[Fragmento del texto]:
_____
Aunque muchos las asocian con los cuentos o los libros de historia, las monarquías siguen formando parte del mapa político mundial. Hoy existen más de 40 países con monarcas en ejercicio, repartidos entre Europa, Asia, África, Medio Oriente y Oceanía.
En su mayoría, ya no mandan como antes, pero siguen reinando: un equilibrio entre poder simbólico, diplomacia y tradición que las mantiene vigentes en pleno siglo XXI.
Durante siglos, los monarcas concentraron todos los poderes del Estado. Reyes como Luis XIV de Francia o los zares rusos gobernaban por “derecho divino”, sin rendir cuentas a nadie. El giro comenzó con la Revolución Gloriosa en Inglaterra (1688), que limitó el poder real e inauguró la monarquía parlamentaria. A partir de allí, Europa fue reemplazando el absolutismo por sistemas donde el rey “reina, pero no gobierna”.
_____
[Datos de segmentación de páginas]
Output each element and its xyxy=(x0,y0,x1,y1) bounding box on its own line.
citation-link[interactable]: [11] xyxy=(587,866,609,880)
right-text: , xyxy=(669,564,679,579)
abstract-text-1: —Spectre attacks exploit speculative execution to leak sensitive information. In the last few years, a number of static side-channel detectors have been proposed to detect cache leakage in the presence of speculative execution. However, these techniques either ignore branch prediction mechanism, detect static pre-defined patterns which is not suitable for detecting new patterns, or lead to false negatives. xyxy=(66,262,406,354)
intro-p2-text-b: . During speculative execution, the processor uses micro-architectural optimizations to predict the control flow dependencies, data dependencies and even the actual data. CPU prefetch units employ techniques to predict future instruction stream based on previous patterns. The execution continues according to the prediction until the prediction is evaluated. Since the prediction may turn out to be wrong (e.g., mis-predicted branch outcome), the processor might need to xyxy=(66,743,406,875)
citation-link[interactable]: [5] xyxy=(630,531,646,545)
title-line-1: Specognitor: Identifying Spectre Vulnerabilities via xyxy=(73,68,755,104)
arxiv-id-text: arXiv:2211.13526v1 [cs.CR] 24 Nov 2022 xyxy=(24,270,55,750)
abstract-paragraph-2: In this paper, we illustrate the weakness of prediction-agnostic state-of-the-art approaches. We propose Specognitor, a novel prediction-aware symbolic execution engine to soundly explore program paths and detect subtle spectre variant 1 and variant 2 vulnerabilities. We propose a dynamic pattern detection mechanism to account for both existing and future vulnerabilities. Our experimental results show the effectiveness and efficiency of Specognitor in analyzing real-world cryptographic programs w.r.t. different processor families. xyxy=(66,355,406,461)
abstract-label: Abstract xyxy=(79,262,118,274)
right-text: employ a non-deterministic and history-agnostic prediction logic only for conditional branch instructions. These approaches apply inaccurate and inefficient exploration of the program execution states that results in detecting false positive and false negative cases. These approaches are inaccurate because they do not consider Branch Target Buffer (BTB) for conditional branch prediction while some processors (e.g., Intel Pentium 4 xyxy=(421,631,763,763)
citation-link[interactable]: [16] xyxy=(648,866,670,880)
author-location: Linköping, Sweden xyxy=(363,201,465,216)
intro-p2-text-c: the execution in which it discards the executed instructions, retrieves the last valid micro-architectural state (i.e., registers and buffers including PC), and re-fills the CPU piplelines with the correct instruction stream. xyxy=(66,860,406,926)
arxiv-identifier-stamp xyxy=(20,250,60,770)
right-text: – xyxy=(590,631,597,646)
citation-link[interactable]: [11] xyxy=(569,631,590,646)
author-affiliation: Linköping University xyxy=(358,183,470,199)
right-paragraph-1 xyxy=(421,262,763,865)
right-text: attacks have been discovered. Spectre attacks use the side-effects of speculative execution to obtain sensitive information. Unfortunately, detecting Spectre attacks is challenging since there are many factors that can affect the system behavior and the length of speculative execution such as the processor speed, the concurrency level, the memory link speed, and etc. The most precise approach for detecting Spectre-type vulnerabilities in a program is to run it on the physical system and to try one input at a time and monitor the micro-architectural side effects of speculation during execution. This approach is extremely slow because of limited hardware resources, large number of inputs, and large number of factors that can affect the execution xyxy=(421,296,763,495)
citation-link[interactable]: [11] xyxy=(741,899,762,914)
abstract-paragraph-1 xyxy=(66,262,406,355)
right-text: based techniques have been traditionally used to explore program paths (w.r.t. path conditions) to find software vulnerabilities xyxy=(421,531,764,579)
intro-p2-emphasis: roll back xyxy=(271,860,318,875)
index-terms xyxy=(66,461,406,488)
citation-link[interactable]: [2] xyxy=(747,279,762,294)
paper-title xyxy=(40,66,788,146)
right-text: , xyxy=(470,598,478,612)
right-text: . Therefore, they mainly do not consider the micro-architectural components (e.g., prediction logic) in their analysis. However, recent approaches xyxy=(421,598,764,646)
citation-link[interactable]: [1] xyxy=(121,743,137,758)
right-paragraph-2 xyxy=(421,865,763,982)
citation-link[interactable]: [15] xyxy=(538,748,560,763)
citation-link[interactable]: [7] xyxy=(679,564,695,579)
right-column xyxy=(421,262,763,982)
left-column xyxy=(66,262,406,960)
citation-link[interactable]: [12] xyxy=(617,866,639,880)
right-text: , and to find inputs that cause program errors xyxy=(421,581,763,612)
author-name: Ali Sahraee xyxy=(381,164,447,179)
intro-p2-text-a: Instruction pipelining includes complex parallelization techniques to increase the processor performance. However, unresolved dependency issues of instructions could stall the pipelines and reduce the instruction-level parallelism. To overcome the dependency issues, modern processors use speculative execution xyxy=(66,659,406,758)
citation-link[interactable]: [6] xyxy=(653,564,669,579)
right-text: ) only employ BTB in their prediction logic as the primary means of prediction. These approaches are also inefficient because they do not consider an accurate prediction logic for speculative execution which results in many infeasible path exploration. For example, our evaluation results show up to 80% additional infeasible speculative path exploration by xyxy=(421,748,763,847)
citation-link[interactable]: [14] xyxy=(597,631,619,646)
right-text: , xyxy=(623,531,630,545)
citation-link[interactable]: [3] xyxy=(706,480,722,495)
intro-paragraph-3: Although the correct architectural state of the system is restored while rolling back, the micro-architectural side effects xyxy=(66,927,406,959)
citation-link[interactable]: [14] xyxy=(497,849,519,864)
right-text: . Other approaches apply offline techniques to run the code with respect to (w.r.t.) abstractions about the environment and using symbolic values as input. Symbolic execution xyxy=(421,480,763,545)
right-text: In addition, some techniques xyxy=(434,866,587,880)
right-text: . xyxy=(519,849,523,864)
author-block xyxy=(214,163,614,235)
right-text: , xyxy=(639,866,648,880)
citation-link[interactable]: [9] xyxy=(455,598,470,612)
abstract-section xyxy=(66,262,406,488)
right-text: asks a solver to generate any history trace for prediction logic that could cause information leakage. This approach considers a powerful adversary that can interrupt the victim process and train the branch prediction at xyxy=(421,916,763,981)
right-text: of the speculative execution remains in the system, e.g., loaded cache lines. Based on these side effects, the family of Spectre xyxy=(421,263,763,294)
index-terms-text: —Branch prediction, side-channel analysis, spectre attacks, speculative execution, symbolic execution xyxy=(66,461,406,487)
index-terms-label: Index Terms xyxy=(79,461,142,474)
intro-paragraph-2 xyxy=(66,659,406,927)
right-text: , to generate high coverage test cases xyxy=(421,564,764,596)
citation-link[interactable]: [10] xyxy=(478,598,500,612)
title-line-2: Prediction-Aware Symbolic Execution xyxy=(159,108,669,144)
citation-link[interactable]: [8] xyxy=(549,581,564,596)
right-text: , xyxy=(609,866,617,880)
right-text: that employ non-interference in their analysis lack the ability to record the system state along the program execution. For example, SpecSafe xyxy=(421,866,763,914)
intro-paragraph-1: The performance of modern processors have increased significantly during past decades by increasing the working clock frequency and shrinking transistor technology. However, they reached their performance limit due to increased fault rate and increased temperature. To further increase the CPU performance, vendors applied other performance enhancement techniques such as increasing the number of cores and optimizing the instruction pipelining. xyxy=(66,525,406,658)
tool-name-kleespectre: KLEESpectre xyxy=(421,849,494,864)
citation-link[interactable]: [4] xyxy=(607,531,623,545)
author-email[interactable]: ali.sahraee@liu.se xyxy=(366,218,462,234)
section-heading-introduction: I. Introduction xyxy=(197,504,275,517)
_____
[Lista de tareas]:
a - Responde según el texto sobre las monarquías:
(i) ¿Cuántos países tienen hoy monarcas en ejercicio?
(ii) ¿En qué año tuvo lugar la Revolución Gloriosa en Inglaterra?
(iii) ¿Por qué derecho gobernaban reyes como Luis XIV de Francia o los zares rusos?
b - Cambia "tradición" por "costumbre" al copiar el texto sobre las monarquías de "Aunque muchos las" a "pleno siglo XXI.".

[Respuestas por ítem]:
a -
(i) Más de 40 países.
(ii) En 1688.
(iii) Por "derecho divino".

b -
Aunque muchos las asocian con los cuentos o los libros de historia, las monarquías siguen formando parte del mapa político mundial. Hoy existen más de 40 países con monarcas en ejercicio, repartidos entre Europa, Asia, África, Medio Oriente y Oceanía.
En su mayoría, ya no mandan como antes, pero siguen reinando: un equilibrio entre poder simbólico, diplomacia y costumbre que las mantiene vigentes en pleno siglo XXI.